**Written request**
Below are records. Copy every line with "name" in it.

**Exercise input**
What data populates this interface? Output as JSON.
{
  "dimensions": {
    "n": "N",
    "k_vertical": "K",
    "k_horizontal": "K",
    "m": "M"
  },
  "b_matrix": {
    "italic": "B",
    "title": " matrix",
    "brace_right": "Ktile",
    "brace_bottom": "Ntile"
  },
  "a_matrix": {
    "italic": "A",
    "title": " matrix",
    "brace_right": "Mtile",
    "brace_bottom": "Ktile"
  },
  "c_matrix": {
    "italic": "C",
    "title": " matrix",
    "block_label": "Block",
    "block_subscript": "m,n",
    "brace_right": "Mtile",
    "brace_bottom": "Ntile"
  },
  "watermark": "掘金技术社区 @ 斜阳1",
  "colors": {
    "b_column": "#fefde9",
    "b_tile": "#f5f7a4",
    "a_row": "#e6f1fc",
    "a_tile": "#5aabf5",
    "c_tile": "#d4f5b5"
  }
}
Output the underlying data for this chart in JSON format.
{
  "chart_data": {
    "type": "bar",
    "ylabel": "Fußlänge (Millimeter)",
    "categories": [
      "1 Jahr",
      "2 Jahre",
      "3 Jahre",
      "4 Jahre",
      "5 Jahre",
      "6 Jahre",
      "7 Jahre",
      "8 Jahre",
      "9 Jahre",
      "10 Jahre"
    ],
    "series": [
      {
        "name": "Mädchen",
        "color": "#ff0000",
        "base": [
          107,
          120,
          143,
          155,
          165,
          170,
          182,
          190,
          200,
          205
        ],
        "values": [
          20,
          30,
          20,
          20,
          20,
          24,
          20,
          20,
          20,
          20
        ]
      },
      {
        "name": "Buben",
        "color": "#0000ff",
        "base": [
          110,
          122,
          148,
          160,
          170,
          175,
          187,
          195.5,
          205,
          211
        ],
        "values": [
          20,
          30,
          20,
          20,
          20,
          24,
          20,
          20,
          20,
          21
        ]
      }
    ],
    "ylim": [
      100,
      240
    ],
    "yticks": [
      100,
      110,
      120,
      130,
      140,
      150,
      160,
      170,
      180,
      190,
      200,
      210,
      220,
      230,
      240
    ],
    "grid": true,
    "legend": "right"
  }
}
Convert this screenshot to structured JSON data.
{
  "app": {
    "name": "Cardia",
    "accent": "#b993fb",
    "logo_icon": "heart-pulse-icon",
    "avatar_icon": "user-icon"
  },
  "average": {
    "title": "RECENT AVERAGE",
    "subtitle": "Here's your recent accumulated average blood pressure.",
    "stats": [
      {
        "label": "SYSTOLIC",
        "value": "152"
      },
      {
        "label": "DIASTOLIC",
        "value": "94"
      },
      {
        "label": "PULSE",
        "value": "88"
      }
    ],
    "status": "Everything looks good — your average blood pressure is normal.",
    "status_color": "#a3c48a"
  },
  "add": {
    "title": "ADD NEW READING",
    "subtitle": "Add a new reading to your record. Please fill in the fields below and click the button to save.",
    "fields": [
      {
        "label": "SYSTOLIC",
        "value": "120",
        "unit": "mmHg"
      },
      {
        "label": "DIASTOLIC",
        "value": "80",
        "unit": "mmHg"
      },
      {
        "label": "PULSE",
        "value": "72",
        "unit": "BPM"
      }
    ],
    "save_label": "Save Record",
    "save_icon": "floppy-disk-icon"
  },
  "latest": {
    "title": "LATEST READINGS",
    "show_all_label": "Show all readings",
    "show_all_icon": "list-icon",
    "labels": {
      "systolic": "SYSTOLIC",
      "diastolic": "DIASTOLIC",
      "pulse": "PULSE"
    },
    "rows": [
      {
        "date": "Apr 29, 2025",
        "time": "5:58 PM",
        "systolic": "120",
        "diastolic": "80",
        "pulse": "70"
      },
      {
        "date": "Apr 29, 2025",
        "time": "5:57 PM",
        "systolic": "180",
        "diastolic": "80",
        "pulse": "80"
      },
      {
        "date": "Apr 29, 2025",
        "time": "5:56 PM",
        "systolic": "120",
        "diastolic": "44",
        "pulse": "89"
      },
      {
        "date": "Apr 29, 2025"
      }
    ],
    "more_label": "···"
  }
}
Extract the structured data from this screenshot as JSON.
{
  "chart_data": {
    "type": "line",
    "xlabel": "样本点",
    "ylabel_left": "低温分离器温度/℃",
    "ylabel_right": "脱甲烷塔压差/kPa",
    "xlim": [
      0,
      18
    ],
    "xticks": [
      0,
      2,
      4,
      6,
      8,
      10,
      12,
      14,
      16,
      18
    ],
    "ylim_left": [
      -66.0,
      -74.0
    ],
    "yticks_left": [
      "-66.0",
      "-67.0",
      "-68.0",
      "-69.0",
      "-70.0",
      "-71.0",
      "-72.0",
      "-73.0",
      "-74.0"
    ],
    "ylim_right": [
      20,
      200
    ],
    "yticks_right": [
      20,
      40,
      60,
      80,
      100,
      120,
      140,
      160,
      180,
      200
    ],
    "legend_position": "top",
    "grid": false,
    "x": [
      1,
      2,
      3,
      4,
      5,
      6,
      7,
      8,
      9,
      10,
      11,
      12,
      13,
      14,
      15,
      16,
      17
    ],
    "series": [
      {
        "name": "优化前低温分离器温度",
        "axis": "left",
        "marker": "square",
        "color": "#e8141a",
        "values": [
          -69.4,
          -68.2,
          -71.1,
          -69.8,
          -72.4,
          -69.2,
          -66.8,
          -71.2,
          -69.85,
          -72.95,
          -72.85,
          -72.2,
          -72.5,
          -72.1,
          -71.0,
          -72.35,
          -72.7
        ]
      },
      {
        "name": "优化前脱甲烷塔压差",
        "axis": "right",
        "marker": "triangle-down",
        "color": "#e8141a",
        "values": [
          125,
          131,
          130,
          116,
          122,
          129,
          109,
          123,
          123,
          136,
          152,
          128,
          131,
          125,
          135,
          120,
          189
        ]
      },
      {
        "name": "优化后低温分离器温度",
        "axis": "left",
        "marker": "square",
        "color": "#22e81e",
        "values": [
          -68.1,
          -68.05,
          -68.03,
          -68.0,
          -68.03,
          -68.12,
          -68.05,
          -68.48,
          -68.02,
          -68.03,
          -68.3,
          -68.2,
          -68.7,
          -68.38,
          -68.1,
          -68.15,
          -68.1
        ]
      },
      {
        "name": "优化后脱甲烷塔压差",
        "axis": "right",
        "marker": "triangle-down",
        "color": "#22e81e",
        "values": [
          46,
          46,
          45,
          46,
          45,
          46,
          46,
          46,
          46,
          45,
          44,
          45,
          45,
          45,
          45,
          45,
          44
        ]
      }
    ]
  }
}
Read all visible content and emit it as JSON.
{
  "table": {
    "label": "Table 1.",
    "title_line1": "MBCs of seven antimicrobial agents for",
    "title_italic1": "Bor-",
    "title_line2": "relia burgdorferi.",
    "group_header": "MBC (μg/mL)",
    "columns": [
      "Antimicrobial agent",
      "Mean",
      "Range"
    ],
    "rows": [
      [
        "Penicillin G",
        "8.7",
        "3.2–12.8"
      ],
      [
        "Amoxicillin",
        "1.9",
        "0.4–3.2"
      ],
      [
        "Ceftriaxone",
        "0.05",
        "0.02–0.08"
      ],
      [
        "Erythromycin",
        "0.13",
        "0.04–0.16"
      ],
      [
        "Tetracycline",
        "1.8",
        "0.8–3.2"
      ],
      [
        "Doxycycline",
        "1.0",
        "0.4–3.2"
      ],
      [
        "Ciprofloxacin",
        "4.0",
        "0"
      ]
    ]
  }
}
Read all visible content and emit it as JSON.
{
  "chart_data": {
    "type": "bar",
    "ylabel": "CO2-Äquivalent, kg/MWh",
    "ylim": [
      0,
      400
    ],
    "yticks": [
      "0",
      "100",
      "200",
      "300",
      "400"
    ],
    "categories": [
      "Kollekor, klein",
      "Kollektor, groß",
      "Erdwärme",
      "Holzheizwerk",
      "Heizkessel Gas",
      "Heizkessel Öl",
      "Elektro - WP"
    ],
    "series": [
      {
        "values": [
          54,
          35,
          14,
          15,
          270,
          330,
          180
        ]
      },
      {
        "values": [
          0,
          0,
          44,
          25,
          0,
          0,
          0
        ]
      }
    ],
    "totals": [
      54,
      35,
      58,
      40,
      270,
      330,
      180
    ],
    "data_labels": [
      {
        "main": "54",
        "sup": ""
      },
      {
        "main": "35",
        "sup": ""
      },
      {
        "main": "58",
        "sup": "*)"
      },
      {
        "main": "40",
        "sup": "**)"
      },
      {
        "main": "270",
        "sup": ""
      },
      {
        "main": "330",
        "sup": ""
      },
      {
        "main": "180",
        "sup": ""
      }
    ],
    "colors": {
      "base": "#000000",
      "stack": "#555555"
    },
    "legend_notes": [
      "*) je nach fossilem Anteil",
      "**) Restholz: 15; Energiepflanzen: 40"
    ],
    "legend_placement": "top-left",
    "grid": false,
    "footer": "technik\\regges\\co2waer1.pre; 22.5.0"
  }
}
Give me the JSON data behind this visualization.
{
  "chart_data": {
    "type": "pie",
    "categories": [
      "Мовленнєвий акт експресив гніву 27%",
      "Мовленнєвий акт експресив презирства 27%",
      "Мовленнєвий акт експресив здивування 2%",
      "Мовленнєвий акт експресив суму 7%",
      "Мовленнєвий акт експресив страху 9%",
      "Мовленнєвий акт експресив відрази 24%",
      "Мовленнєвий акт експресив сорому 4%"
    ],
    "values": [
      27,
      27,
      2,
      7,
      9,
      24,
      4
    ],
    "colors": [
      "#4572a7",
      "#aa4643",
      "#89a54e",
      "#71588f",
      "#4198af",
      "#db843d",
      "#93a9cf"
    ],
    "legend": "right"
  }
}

**Worked answer**
        "name": "Mädchen",
        "name": "Buben",
    "name": "Cardia",
        "name": "优化前低温分离器温度",
        "name": "优化前脱甲烷塔压差",
        "name": "优化后低温分离器温度",
        "name": "优化后脱甲烷塔压差",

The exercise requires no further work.